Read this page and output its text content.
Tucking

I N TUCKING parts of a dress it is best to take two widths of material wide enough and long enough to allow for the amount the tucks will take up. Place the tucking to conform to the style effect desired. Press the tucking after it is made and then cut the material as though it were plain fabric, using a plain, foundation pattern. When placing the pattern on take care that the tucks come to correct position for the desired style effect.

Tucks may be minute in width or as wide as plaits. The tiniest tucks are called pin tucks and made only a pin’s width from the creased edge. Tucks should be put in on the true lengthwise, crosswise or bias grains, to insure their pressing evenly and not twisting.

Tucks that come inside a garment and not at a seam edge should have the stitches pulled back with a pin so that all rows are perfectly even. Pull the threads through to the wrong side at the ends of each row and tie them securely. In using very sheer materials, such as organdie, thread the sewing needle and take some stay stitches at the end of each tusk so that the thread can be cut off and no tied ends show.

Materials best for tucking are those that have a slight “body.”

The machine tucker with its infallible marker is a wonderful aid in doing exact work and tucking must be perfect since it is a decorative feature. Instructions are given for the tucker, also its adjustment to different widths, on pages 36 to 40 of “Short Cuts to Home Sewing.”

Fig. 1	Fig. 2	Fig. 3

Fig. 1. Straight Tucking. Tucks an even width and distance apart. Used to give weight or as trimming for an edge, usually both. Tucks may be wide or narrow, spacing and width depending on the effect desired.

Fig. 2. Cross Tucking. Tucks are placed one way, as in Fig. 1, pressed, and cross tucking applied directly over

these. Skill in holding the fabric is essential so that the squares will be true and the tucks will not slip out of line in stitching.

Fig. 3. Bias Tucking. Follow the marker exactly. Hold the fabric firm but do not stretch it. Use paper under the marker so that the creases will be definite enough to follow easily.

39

SET TASK — Show the lines that mention the word "have".

OUTPUT FOR THIS TASK —
Tucks that come inside a garment and not at a seam edge should have the stitches pulled back with a pin so that all rows are perfectly even. Pull the threads through to the wrong side at the ends of each row and tie them securely. In using very sheer materials, such as organdie, thread the sewing needle and take some stay stitches at the end of each tusk so that the thread can be cut off and no tied ends show.
Materials best for tucking are those that have a slight “body.”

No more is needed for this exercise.